__Required work__
Every line below that contains "Specifically" is to be copied.

==== Information shown ====

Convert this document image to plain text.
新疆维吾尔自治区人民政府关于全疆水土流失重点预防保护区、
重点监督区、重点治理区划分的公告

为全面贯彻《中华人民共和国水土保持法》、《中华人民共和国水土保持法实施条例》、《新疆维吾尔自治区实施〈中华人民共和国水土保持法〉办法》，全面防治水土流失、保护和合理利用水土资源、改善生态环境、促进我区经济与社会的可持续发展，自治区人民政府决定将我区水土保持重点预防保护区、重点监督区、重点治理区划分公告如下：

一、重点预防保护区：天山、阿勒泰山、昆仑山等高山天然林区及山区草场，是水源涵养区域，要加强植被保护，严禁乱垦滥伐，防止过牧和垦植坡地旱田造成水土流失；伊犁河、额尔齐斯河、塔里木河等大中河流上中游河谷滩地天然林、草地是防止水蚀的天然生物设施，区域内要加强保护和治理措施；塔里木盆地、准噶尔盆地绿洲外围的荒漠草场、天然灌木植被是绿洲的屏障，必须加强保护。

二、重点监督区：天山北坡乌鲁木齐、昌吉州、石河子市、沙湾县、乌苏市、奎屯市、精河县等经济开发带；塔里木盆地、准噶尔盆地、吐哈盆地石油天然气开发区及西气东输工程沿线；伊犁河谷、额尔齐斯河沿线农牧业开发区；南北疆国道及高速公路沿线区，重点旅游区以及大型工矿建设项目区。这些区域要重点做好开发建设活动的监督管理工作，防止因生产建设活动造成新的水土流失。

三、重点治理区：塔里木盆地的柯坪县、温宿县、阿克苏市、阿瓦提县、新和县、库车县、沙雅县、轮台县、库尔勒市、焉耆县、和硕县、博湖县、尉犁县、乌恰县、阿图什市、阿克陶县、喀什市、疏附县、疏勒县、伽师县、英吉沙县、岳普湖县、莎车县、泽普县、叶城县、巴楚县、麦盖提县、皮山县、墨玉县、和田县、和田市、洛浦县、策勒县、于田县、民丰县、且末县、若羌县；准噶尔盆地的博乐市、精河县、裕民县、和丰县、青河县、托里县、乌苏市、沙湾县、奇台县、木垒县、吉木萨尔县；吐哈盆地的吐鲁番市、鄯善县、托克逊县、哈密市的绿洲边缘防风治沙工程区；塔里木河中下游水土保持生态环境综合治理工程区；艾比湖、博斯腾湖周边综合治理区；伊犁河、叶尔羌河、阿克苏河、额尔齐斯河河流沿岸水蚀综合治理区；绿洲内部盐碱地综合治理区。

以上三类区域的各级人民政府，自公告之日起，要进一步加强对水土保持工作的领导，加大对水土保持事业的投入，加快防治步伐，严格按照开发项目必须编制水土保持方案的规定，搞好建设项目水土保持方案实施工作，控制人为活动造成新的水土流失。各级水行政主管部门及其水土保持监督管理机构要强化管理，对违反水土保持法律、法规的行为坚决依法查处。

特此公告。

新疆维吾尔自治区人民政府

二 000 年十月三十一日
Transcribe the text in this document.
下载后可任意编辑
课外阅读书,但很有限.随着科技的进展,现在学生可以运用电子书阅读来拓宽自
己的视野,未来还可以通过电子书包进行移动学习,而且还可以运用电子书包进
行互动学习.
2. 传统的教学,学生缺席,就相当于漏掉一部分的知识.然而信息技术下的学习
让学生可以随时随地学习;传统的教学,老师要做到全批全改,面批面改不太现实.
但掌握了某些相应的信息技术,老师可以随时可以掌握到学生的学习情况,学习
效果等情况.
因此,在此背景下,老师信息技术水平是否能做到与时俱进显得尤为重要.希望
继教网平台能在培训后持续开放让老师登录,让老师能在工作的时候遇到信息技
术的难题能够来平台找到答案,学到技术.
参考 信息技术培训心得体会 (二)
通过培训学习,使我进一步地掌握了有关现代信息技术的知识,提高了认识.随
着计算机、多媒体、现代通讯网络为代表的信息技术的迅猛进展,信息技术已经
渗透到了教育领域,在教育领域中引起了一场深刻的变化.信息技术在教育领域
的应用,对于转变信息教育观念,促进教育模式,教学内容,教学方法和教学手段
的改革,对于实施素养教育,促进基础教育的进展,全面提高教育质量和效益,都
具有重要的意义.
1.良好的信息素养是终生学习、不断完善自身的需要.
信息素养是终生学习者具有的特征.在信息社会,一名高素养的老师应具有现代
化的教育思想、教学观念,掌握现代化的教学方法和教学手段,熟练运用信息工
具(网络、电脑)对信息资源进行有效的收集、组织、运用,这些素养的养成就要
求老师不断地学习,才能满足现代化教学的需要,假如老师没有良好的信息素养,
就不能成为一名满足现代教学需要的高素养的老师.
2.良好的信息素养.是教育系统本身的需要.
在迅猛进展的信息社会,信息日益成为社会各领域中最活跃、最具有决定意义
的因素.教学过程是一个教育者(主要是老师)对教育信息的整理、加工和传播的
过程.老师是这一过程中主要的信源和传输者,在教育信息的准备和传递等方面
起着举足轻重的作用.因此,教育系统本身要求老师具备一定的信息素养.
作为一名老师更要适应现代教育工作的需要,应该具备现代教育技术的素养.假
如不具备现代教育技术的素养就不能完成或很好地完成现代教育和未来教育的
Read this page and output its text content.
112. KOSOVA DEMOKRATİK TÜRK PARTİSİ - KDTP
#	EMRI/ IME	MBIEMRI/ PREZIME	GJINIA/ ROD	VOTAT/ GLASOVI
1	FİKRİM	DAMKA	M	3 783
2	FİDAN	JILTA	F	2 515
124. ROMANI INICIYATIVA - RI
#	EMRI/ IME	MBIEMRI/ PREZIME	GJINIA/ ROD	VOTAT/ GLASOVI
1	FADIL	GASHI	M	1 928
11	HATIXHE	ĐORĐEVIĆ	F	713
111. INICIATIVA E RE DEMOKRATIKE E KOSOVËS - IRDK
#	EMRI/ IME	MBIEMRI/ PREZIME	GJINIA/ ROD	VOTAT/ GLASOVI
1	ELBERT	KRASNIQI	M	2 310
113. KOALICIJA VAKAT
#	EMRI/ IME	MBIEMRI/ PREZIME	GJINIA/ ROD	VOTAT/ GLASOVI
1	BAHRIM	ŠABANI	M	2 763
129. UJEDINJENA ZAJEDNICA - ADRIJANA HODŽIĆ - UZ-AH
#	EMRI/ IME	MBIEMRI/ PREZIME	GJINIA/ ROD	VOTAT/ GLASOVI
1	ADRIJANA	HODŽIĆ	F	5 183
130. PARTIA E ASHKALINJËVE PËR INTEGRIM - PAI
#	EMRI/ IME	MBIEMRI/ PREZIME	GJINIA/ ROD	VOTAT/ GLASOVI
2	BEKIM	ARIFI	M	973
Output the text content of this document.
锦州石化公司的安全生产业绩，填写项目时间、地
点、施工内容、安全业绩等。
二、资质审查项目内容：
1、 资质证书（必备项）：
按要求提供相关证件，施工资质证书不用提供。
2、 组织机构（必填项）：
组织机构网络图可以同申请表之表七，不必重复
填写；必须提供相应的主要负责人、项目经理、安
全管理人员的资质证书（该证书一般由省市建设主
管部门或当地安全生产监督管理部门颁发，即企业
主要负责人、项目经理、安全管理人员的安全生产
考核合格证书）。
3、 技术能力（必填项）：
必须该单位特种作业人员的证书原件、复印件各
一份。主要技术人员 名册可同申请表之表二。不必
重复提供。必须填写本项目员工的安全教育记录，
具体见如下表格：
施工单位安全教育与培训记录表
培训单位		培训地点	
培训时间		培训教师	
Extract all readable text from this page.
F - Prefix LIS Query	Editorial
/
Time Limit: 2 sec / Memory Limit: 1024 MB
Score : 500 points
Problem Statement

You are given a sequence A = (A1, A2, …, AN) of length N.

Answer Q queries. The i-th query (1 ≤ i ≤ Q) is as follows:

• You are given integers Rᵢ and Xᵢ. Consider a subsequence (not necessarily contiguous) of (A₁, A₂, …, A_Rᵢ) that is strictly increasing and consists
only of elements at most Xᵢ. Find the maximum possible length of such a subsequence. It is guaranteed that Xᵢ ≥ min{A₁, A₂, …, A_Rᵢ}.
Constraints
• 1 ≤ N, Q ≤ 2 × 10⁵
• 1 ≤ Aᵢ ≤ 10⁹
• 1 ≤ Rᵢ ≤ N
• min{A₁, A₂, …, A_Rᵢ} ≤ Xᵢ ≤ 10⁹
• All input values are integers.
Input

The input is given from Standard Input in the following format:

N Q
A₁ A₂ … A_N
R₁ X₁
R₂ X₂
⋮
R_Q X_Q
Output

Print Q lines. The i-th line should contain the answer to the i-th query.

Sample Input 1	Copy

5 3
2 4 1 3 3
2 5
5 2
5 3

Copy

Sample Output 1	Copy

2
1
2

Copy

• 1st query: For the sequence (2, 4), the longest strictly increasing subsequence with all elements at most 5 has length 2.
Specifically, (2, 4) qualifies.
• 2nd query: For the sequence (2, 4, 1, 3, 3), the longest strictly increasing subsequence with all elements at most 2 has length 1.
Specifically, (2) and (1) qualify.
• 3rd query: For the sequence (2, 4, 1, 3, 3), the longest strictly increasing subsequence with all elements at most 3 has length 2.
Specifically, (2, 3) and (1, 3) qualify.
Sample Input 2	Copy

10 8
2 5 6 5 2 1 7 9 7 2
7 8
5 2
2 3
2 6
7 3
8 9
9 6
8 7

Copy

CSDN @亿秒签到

====

__Correct answer__
Specifically, (2, 4) qualifies.
Specifically, (2) and (1) qualify.
Specifically, (2, 3) and (1, 3) qualify.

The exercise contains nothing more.